**TASK OBJECTIVE**
Copy out each line that includes the word "name".

## Start DATA SUPPLIED

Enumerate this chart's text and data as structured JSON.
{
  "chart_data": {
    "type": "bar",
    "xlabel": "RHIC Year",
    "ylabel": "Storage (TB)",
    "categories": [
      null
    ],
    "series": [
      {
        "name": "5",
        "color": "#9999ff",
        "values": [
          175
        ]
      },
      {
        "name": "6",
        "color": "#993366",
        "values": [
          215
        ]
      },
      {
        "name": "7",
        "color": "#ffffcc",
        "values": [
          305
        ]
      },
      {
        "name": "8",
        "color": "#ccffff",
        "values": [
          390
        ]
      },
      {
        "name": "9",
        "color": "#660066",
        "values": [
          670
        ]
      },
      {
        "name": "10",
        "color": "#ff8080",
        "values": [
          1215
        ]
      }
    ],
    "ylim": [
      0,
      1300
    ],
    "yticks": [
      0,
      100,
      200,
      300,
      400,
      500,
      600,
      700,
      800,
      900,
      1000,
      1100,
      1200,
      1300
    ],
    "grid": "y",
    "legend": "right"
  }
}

## End DATA SUPPLIED

**FULL SOLUTION**
        "name": "5",
        "name": "6",
        "name": "7",
        "name": "8",
        "name": "9",
        "name": "10",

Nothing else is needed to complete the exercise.